• [Task input]:
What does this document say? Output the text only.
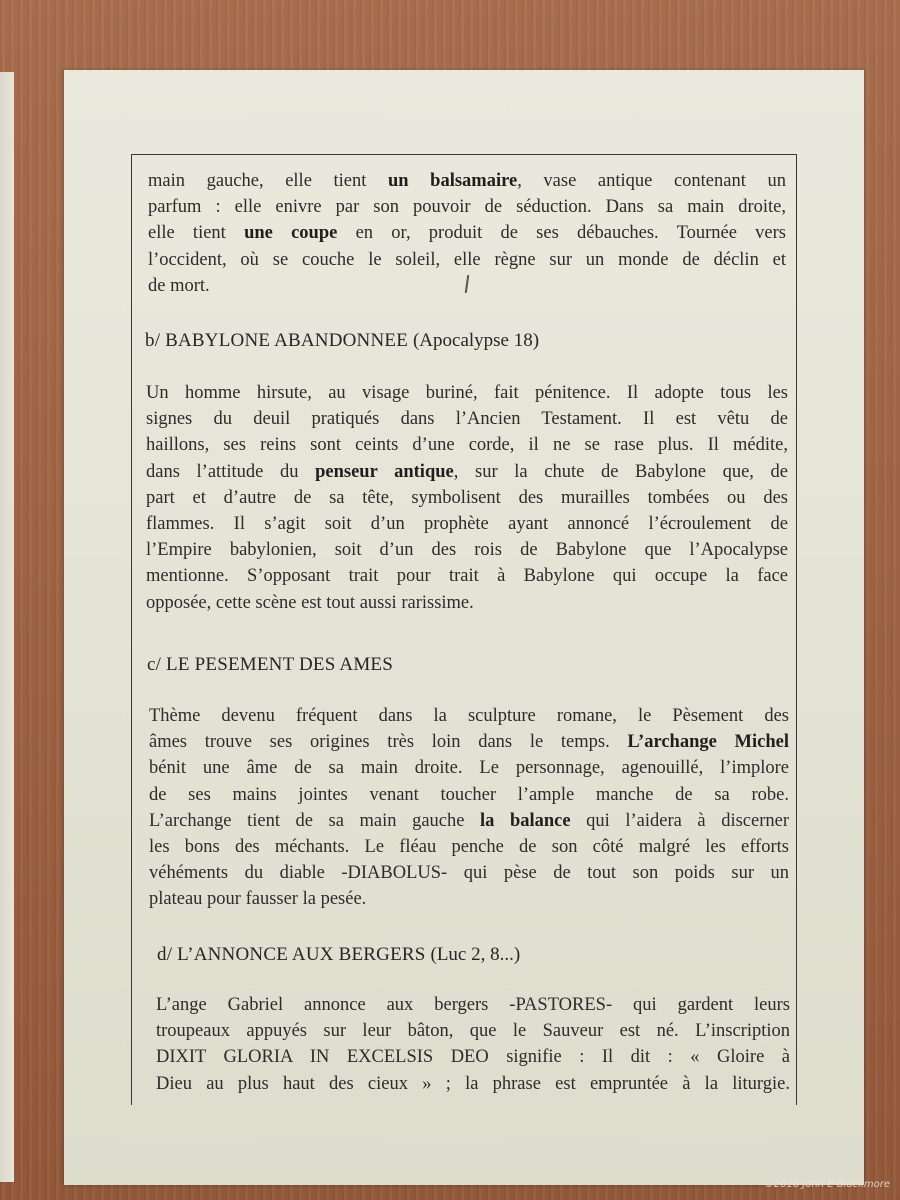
main gauche, elle tient un balsamaire, vase antique contenant un
parfum : elle enivre par son pouvoir de séduction. Dans sa main droite,
elle tient une coupe en or, produit de ses débauches. Tournée vers
l’occident, où se couche le soleil, elle règne sur un monde de déclin et

de mort.

b/ BABYLONE ABANDONNEE (Apocalypse 18)

Un homme hirsute, au visage buriné, fait pénitence. Il adopte tous les
signes du deuil pratiqués dans l’Ancien Testament. Il est vêtu de
haillons, ses reins sont ceints d’une corde, il ne se rase plus. Il médite,
dans l’attitude du penseur antique, sur la chute de Babylone que, de
part et d’autre de sa tête, symbolisent des murailles tombées ou des
flammes. Il s’agit soit d’un prophète ayant annoncé l’écroulement de
l’Empire babylonien, soit d’un des rois de Babylone que l’Apocalypse
mentionne. S’opposant trait pour trait à Babylone qui occupe la face

opposée, cette scène est tout aussi rarissime.

c/ LE PESEMENT DES AMES

Thème devenu fréquent dans la sculpture romane, le Pèsement des
âmes trouve ses origines très loin dans le temps. L’archange Michel
bénit une âme de sa main droite. Le personnage, agenouillé, l’implore
de ses mains jointes venant toucher l’ample manche de sa robe.
L’archange tient de sa main gauche la balance qui l’aidera à discerner
les bons des méchants. Le fléau penche de son côté malgré les efforts
véhéments du diable -DIABOLUS- qui pèse de tout son poids sur un

plateau pour fausser la pesée.

d/ L’ANNONCE AUX BERGERS (Luc 2, 8...)

L’ange Gabriel annonce aux bergers -PASTORES- qui gardent leurs
troupeaux appuyés sur leur bâton, que le Sauveur est né. L’inscription
DIXIT GLORIA IN EXCELSIS DEO signifie : Il dit : « Gloire à
Dieu au plus haut des cieux » ; la phrase est empruntée à la liturgie.

©2018 John E Blackmore
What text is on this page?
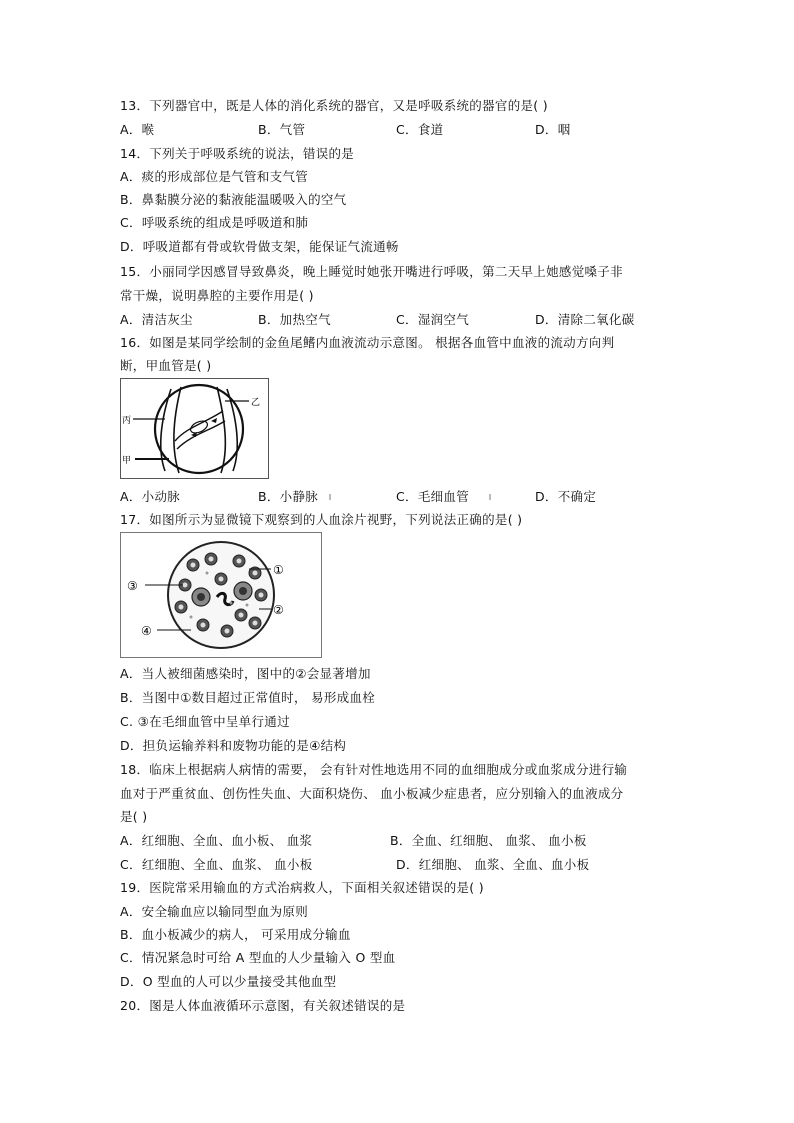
13．下列器官中，既是人体的消化系统的器官，又是呼吸系统的器官的是( )
A．喉	B．气管	C．食道	D．咽
14．下列关于呼吸系统的说法，错误的是
A．痰的形成部位是气管和支气管
B．鼻黏膜分泌的黏液能温暖吸入的空气
C．呼吸系统的组成是呼吸道和肺
D．呼吸道都有骨或软骨做支架，能保证气流通畅
15．小丽同学因感冒导致鼻炎，晚上睡觉时她张开嘴进行呼吸，第二天早上她感觉嗓子非
常干燥，说明鼻腔的主要作用是( )
A．清洁灰尘	B．加热空气	C．湿润空气	D．清除二氧化碳
16．如图是某同学绘制的金鱼尾鳍内血液流动示意图。 根据各血管中血液的流动方向判
断，甲血管是( )
乙
丙
甲
A．小动脉	B．小静脉	C．毛细血管	D．不确定
17．如图所示为显微镜下观察到的人血涂片视野，下列说法正确的是( )
①
②
③
④
A．当人被细菌感染时，图中的②会显著增加
B．当图中①数目超过正常值时， 易形成血栓
C. ③在毛细血管中呈单行通过
D．担负运输养料和废物功能的是④结构
18．临床上根据病人病情的需要， 会有针对性地选用不同的血细胞成分或血浆成分进行输
血对于严重贫血、创伤性失血、大面积烧伤、 血小板减少症患者，应分别输入的血液成分
是( )
A．红细胞、全血、血小板、 血浆	B．全血、红细胞、 血浆、 血小板
C．红细胞、全血、血浆、 血小板	D．红细胞、 血浆、全血、血小板
19．医院常采用输血的方式治病救人，下面相关叙述错误的是( )
A．安全输血应以输同型血为原则
B．血小板减少的病人， 可采用成分输血
C．情况紧急时可给 A 型血的人少量输入 O 型血
D．O 型血的人可以少量接受其他血型
20．图是人体血液循环示意图，有关叙述错误的是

• [Problem details]:
Pull out every line holding "elle" from the records above, and copy it.

• [Answer to this problem]:
main gauche, elle tient un balsamaire, vase antique contenant un
parfum : elle enivre par son pouvoir de séduction. Dans sa main droite,
elle tient une coupe en or, produit de ses débauches. Tournée vers
l’occident, où se couche le soleil, elle règne sur un monde de déclin et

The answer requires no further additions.